> **WHAT YOU HAVE TO DO**
Each entry below should be reproduced character for character.

> **STORED DATA**
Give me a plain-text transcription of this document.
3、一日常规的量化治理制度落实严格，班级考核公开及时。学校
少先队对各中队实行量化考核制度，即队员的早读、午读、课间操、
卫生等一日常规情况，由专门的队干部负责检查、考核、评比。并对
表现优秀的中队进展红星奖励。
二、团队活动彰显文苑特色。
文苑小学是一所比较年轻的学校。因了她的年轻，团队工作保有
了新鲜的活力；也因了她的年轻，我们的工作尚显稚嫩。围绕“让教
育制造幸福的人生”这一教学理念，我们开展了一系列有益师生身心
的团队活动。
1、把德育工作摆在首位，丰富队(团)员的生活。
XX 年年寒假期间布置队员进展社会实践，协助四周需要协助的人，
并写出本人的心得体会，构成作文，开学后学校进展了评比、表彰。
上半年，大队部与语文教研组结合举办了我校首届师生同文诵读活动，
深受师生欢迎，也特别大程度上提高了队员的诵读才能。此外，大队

> **REPLY TO THE TASK**
Give me a plain-text transcription of this document.
3、一日常规的量化治理制度落实严格，班级考核公开及时。学校
少先队对各中队实行量化考核制度，即队员的早读、午读、课间操、
卫生等一日常规情况，由专门的队干部负责检查、考核、评比。并对
表现优秀的中队进展红星奖励。
二、团队活动彰显文苑特色。
文苑小学是一所比较年轻的学校。因了她的年轻，团队工作保有
了新鲜的活力；也因了她的年轻，我们的工作尚显稚嫩。围绕“让教
育制造幸福的人生”这一教学理念，我们开展了一系列有益师生身心
的团队活动。
1、把德育工作摆在首位，丰富队(团)员的生活。
XX 年年寒假期间布置队员进展社会实践，协助四周需要协助的人，
并写出本人的心得体会，构成作文，开学后学校进展了评比、表彰。
上半年，大队部与语文教研组结合举办了我校首届师生同文诵读活动，
深受师生欢迎，也特别大程度上提高了队员的诵读才能。此外，大队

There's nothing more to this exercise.